--- SHORT TASK ---
Extract the full listing verbatim and drop any pictures from your copy.

--- MATERIAL SUPPLIED ---

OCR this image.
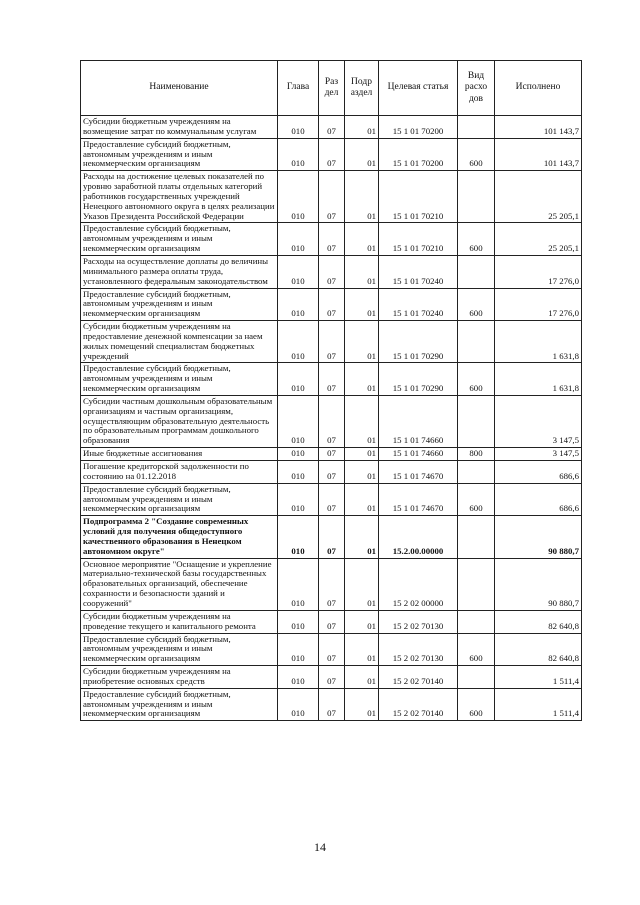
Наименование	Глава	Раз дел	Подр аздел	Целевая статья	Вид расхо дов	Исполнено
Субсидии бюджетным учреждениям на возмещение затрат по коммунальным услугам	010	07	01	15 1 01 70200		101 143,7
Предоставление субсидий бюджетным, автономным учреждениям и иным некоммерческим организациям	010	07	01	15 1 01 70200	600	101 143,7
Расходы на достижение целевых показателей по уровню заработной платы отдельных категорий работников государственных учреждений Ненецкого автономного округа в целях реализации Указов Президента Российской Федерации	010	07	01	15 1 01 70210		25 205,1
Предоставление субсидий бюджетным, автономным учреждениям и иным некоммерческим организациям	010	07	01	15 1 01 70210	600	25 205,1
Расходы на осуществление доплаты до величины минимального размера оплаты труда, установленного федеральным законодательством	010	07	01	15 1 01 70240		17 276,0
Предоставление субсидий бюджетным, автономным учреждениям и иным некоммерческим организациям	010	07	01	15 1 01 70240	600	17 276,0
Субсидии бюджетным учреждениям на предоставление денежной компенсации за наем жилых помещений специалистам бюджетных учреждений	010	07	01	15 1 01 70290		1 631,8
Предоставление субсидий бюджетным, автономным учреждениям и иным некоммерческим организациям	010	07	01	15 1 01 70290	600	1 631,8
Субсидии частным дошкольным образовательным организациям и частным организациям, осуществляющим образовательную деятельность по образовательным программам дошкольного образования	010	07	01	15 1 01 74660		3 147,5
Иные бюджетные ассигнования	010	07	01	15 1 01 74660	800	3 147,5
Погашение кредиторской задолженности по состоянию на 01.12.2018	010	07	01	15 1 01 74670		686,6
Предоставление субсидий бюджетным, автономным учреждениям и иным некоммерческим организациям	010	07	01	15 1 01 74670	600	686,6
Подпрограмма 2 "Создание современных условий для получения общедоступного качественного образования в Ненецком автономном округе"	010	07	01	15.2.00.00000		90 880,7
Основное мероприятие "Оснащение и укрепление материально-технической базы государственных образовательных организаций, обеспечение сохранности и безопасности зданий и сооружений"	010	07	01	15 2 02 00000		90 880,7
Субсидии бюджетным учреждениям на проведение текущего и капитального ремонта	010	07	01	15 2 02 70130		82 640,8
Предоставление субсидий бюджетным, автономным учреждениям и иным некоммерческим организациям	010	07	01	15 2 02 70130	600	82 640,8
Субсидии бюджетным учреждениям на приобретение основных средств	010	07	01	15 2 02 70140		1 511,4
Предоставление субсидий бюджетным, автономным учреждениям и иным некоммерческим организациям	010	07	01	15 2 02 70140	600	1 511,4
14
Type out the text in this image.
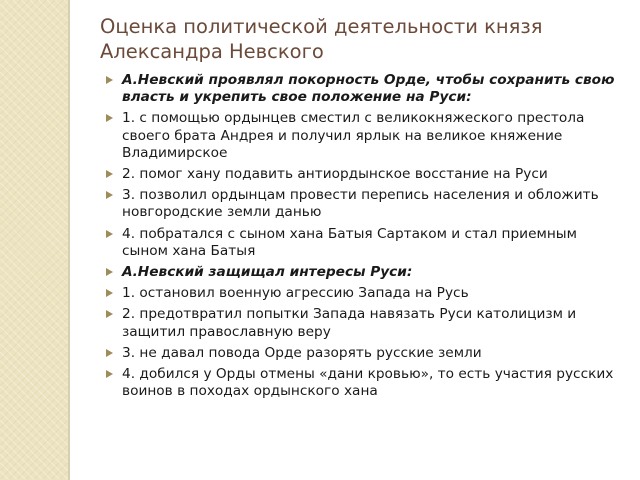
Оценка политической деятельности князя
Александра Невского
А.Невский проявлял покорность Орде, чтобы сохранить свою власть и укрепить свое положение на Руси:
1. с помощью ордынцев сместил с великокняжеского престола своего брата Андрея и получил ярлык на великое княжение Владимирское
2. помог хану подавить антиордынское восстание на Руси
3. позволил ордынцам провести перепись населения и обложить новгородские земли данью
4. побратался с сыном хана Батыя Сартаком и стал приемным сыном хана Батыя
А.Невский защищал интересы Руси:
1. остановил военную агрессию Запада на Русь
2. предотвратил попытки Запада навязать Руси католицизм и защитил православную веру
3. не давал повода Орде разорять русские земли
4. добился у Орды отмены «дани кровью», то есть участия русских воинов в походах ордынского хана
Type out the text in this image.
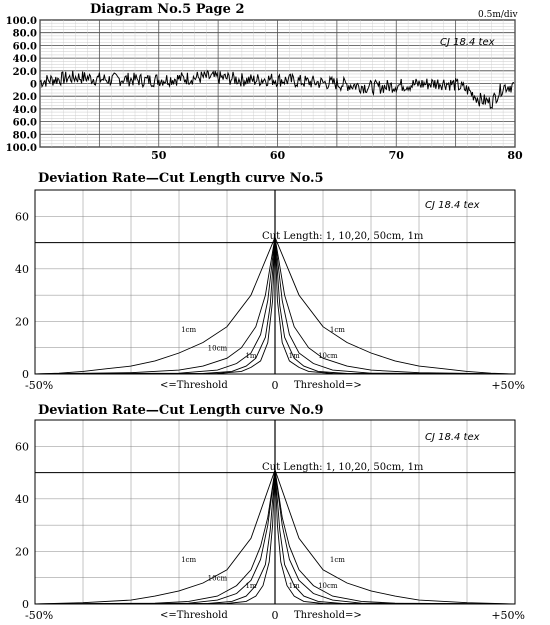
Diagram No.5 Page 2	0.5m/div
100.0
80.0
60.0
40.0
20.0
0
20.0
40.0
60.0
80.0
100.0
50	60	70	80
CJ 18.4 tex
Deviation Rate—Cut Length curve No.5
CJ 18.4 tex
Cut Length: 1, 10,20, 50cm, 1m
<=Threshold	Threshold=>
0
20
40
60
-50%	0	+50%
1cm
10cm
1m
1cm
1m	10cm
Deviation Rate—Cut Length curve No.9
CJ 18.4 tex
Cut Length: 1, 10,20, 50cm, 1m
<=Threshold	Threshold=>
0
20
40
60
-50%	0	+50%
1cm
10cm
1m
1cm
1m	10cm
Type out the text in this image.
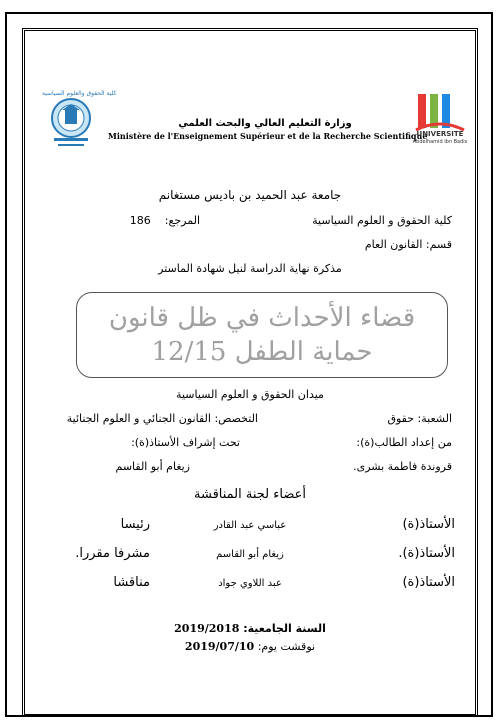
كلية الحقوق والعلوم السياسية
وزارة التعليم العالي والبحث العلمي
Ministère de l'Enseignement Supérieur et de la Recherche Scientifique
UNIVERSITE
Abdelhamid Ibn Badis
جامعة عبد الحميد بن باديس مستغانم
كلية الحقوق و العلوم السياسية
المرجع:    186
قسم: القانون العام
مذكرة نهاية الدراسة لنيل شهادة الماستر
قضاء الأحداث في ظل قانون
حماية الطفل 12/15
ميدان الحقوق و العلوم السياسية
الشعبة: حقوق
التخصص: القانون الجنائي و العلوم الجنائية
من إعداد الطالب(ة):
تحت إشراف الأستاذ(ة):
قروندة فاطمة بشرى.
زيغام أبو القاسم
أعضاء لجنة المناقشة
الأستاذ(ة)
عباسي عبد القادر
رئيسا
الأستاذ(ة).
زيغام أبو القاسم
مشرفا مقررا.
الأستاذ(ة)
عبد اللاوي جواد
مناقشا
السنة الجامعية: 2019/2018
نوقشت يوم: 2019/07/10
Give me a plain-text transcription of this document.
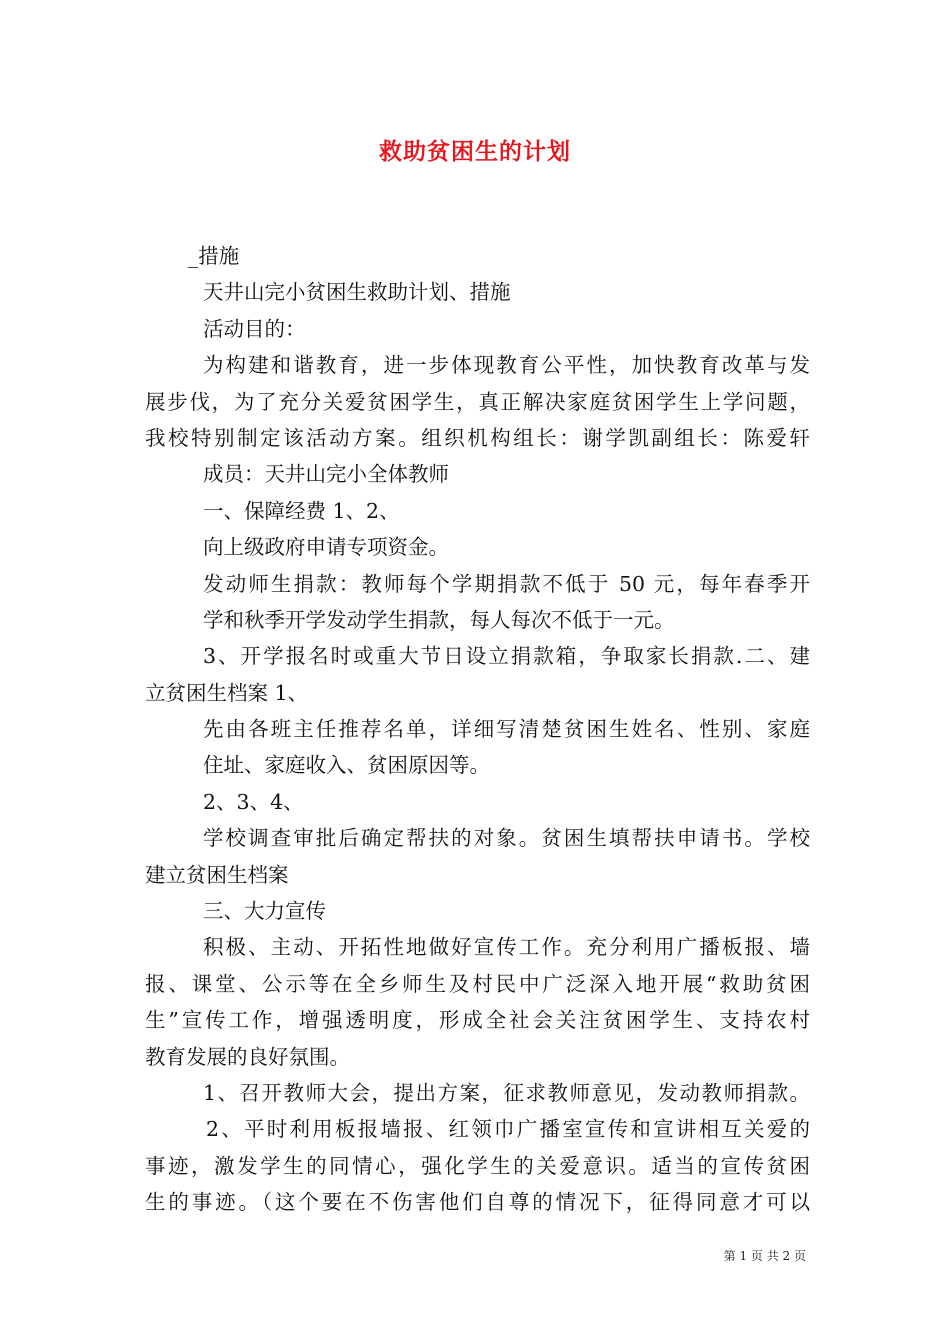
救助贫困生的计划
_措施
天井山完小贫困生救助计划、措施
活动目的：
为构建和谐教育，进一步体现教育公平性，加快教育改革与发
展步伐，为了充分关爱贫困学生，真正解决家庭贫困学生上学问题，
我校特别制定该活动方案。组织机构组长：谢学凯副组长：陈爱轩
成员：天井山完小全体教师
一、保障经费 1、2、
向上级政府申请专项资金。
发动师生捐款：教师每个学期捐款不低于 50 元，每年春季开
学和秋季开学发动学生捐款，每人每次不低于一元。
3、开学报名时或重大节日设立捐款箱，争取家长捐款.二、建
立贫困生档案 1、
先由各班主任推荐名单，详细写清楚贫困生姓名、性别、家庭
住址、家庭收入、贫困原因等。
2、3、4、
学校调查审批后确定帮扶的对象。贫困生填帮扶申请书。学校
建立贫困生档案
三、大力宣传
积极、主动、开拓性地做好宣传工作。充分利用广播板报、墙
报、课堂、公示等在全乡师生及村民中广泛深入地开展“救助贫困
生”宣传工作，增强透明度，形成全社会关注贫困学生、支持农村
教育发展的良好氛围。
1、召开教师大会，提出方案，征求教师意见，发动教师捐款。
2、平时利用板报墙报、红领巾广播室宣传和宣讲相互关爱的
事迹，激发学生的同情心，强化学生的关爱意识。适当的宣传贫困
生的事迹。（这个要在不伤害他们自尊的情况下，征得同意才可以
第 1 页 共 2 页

--- REPLY ---
OCR this image.
Наименование	Глава	Раз дел	Подр аздел	Целевая статья	Вид расхо дов	Исполнено
Субсидии бюджетным учреждениям на возмещение затрат по коммунальным услугам	010	07	01	15 1 01 70200		101 143,7
Предоставление субсидий бюджетным, автономным учреждениям и иным некоммерческим организациям	010	07	01	15 1 01 70200	600	101 143,7
Расходы на достижение целевых показателей по уровню заработной платы отдельных категорий работников государственных учреждений Ненецкого автономного округа в целях реализации Указов Президента Российской Федерации	010	07	01	15 1 01 70210		25 205,1
Предоставление субсидий бюджетным, автономным учреждениям и иным некоммерческим организациям	010	07	01	15 1 01 70210	600	25 205,1
Расходы на осуществление доплаты до величины минимального размера оплаты труда, установленного федеральным законодательством	010	07	01	15 1 01 70240		17 276,0
Предоставление субсидий бюджетным, автономным учреждениям и иным некоммерческим организациям	010	07	01	15 1 01 70240	600	17 276,0
Субсидии бюджетным учреждениям на предоставление денежной компенсации за наем жилых помещений специалистам бюджетных учреждений	010	07	01	15 1 01 70290		1 631,8
Предоставление субсидий бюджетным, автономным учреждениям и иным некоммерческим организациям	010	07	01	15 1 01 70290	600	1 631,8
Субсидии частным дошкольным образовательным организациям и частным организациям, осуществляющим образовательную деятельность по образовательным программам дошкольного образования	010	07	01	15 1 01 74660		3 147,5
Иные бюджетные ассигнования	010	07	01	15 1 01 74660	800	3 147,5
Погашение кредиторской задолженности по состоянию на 01.12.2018	010	07	01	15 1 01 74670		686,6
Предоставление субсидий бюджетным, автономным учреждениям и иным некоммерческим организациям	010	07	01	15 1 01 74670	600	686,6
Подпрограмма 2 "Создание современных условий для получения общедоступного качественного образования в Ненецком автономном округе"	010	07	01	15.2.00.00000		90 880,7
Основное мероприятие "Оснащение и укрепление материально-технической базы государственных образовательных организаций, обеспечение сохранности и безопасности зданий и сооружений"	010	07	01	15 2 02 00000		90 880,7
Субсидии бюджетным учреждениям на проведение текущего и капитального ремонта	010	07	01	15 2 02 70130		82 640,8
Предоставление субсидий бюджетным, автономным учреждениям и иным некоммерческим организациям	010	07	01	15 2 02 70130	600	82 640,8
Субсидии бюджетным учреждениям на приобретение основных средств	010	07	01	15 2 02 70140		1 511,4
Предоставление субсидий бюджетным, автономным учреждениям и иным некоммерческим организациям	010	07	01	15 2 02 70140	600	1 511,4
14
Type out the text in this image.
Оценка политической деятельности князя
Александра Невского
А.Невский проявлял покорность Орде, чтобы сохранить свою власть и укрепить свое положение на Руси:
1. с помощью ордынцев сместил с великокняжеского престола своего брата Андрея и получил ярлык на великое княжение Владимирское
2. помог хану подавить антиордынское восстание на Руси
3. позволил ордынцам провести перепись населения и обложить новгородские земли данью
4. побратался с сыном хана Батыя Сартаком и стал приемным сыном хана Батыя
А.Невский защищал интересы Руси:
1. остановил военную агрессию Запада на Русь
2. предотвратил попытки Запада навязать Руси католицизм и защитил православную веру
3. не давал повода Орде разорять русские земли
4. добился у Орды отмены «дани кровью», то есть участия русских воинов в походах ордынского хана
Type out the text in this image.
Diagram No.5 Page 2	0.5m/div
100.0
80.0
60.0
40.0
20.0
0
20.0
40.0
60.0
80.0
100.0
50	60	70	80
CJ 18.4 tex
Deviation Rate—Cut Length curve No.5
CJ 18.4 tex
Cut Length: 1, 10,20, 50cm, 1m
<=Threshold	Threshold=>
0
20
40
60
-50%	0	+50%
1cm
10cm
1m
1cm
1m	10cm
Deviation Rate—Cut Length curve No.9
CJ 18.4 tex
Cut Length: 1, 10,20, 50cm, 1m
<=Threshold	Threshold=>
0
20
40
60
-50%	0	+50%
1cm
10cm
1m
1cm
1m	10cm
Type out the text in this image.
كلية الحقوق والعلوم السياسية
وزارة التعليم العالي والبحث العلمي
Ministère de l'Enseignement Supérieur et de la Recherche Scientifique
UNIVERSITE
Abdelhamid Ibn Badis
جامعة عبد الحميد بن باديس مستغانم
كلية الحقوق و العلوم السياسية
المرجع:    186
قسم: القانون العام
مذكرة نهاية الدراسة لنيل شهادة الماستر
قضاء الأحداث في ظل قانون
حماية الطفل 12/15
ميدان الحقوق و العلوم السياسية
الشعبة: حقوق
التخصص: القانون الجنائي و العلوم الجنائية
من إعداد الطالب(ة):
تحت إشراف الأستاذ(ة):
قروندة فاطمة بشرى.
زيغام أبو القاسم
أعضاء لجنة المناقشة
الأستاذ(ة)
عباسي عبد القادر
رئيسا
الأستاذ(ة).
زيغام أبو القاسم
مشرفا مقررا.
الأستاذ(ة)
عبد اللاوي جواد
مناقشا
السنة الجامعية: 2019/2018
نوقشت يوم: 2019/07/10
Give me a plain-text transcription of this document.
救助贫困生的计划
_措施
天井山完小贫困生救助计划、措施
活动目的：
为构建和谐教育，进一步体现教育公平性，加快教育改革与发
展步伐，为了充分关爱贫困学生，真正解决家庭贫困学生上学问题，
我校特别制定该活动方案。组织机构组长：谢学凯副组长：陈爱轩
成员：天井山完小全体教师
一、保障经费 1、2、
向上级政府申请专项资金。
发动师生捐款：教师每个学期捐款不低于 50 元，每年春季开
学和秋季开学发动学生捐款，每人每次不低于一元。
3、开学报名时或重大节日设立捐款箱，争取家长捐款.二、建
立贫困生档案 1、
先由各班主任推荐名单，详细写清楚贫困生姓名、性别、家庭
住址、家庭收入、贫困原因等。
2、3、4、
学校调查审批后确定帮扶的对象。贫困生填帮扶申请书。学校
建立贫困生档案
三、大力宣传
积极、主动、开拓性地做好宣传工作。充分利用广播板报、墙
报、课堂、公示等在全乡师生及村民中广泛深入地开展“救助贫困
生”宣传工作，增强透明度，形成全社会关注贫困学生、支持农村
教育发展的良好氛围。
1、召开教师大会，提出方案，征求教师意见，发动教师捐款。
2、平时利用板报墙报、红领巾广播室宣传和宣讲相互关爱的
事迹，激发学生的同情心，强化学生的关爱意识。适当的宣传贫困
生的事迹。（这个要在不伤害他们自尊的情况下，征得同意才可以
第 1 页 共 2 页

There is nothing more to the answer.